Every line that holds "Brescia" should be shown.

Recorded data:
○ ○ ○ ○ ○

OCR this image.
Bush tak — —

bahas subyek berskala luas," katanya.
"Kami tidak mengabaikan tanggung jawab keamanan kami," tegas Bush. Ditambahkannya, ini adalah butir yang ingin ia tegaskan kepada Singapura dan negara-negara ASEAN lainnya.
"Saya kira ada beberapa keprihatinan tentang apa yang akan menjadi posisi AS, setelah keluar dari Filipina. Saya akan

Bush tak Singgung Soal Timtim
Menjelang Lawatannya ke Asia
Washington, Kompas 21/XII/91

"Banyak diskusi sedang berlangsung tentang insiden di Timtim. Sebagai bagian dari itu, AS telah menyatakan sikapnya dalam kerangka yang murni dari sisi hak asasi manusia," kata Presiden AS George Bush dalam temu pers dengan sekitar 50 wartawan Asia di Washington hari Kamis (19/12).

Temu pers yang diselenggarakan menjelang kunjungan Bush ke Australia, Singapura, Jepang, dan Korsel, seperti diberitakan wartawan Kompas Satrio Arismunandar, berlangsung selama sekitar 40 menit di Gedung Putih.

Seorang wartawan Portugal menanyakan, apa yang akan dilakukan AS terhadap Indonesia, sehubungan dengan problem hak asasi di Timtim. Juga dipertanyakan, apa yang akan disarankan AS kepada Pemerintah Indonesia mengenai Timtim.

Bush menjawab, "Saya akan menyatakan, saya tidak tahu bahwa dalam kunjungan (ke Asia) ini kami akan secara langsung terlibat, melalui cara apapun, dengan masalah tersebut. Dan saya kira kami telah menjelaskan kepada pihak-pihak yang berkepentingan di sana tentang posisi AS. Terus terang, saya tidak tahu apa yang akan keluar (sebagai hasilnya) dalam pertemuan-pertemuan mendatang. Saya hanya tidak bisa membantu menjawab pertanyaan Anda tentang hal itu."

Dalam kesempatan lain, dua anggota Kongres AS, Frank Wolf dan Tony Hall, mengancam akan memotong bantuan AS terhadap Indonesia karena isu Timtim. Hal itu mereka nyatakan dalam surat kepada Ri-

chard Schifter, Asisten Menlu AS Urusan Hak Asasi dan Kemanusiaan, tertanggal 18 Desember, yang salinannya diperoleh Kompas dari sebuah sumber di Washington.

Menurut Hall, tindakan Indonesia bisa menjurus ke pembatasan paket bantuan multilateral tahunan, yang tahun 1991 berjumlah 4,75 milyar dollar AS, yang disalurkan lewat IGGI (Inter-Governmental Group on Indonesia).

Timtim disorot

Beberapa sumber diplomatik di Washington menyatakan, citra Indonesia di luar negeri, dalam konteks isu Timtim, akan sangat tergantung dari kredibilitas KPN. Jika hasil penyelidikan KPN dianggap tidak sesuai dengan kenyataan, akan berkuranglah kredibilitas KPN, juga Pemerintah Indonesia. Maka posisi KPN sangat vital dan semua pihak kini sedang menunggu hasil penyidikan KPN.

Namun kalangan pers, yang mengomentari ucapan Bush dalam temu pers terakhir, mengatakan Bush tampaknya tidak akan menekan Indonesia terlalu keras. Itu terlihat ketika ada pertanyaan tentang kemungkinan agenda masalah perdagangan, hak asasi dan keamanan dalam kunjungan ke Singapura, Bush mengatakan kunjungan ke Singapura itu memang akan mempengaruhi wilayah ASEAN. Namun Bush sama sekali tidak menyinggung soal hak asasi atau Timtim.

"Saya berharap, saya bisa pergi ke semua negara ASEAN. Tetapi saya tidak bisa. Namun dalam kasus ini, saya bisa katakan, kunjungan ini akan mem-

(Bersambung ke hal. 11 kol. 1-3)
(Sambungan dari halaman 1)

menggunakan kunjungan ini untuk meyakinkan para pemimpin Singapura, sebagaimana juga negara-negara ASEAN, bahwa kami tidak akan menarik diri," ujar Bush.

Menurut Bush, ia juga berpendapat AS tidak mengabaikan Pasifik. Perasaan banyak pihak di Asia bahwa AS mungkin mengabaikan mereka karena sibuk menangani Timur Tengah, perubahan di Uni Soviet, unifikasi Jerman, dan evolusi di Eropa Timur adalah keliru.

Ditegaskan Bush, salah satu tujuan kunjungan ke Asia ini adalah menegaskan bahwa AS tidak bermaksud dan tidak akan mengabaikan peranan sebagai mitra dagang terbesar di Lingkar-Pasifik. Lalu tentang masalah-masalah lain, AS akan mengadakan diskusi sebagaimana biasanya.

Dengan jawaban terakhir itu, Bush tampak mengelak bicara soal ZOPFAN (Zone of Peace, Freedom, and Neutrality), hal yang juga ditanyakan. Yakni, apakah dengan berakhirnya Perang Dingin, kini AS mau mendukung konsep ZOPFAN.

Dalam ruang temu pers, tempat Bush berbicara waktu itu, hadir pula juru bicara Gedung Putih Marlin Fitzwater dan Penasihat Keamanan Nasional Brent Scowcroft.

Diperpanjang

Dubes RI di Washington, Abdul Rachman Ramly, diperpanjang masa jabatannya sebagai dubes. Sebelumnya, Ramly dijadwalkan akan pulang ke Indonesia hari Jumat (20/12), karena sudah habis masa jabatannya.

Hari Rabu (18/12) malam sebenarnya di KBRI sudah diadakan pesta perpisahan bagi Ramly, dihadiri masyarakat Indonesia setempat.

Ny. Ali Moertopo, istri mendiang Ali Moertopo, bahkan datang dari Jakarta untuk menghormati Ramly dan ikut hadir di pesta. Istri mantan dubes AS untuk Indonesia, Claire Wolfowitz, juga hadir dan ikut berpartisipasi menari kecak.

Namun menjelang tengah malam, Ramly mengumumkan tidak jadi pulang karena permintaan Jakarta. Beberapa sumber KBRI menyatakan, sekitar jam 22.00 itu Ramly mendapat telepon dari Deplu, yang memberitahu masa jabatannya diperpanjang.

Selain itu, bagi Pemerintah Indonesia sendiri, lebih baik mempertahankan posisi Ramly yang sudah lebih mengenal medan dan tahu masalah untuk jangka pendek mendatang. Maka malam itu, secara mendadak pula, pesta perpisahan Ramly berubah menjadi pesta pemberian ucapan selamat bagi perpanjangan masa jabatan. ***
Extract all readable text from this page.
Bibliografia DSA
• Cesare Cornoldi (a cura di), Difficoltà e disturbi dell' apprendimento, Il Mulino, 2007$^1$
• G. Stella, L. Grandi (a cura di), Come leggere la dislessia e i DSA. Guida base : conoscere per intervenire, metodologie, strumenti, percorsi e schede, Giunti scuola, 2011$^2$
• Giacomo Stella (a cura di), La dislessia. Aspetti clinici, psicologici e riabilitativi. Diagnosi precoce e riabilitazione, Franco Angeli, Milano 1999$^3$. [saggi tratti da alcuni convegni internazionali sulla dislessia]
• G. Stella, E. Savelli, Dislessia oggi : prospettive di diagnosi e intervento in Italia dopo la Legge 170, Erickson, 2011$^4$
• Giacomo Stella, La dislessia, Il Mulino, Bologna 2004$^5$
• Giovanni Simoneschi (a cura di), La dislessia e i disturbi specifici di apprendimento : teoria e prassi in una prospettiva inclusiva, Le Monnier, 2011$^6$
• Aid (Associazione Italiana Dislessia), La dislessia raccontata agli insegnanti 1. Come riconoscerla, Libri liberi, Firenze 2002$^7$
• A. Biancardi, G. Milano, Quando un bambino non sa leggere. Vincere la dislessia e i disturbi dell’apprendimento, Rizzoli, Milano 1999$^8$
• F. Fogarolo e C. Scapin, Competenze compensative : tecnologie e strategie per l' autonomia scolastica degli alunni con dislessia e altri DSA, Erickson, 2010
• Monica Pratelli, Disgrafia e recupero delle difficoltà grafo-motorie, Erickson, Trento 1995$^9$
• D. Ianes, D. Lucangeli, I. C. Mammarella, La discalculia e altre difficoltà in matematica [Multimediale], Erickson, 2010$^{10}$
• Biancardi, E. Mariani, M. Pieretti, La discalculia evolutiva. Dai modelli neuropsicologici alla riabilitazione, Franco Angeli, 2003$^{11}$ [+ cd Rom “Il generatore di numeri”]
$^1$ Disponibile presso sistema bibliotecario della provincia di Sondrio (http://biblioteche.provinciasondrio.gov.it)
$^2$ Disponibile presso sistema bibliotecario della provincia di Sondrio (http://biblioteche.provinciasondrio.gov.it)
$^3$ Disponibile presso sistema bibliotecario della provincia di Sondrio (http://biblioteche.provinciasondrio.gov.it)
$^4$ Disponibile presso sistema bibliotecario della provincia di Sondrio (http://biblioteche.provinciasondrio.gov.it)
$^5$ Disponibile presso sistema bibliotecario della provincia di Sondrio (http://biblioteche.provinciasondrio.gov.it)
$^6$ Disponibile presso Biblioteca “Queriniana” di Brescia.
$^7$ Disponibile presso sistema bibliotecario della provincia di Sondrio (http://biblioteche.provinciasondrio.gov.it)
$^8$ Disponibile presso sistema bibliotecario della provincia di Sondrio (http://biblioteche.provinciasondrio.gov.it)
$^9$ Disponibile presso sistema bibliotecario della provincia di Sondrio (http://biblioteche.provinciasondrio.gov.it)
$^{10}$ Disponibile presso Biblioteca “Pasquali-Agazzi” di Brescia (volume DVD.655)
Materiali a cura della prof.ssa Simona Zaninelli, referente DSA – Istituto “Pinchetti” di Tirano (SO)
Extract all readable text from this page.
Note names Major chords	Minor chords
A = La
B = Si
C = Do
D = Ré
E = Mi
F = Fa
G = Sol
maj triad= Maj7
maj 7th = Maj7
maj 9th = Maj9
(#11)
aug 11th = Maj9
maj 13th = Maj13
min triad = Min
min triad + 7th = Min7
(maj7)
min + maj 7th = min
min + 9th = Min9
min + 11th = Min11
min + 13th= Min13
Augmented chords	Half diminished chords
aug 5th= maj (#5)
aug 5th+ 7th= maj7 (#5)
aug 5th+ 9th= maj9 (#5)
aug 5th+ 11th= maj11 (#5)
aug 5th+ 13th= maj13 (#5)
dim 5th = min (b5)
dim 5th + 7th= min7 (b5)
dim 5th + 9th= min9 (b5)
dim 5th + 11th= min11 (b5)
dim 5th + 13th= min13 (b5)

○ ○ ○ ○ ○

■ Task answer
$^6$ Disponibile presso Biblioteca “Queriniana” di Brescia.
$^{10}$ Disponibile presso Biblioteca “Pasquali-Agazzi” di Brescia (volume DVD.655)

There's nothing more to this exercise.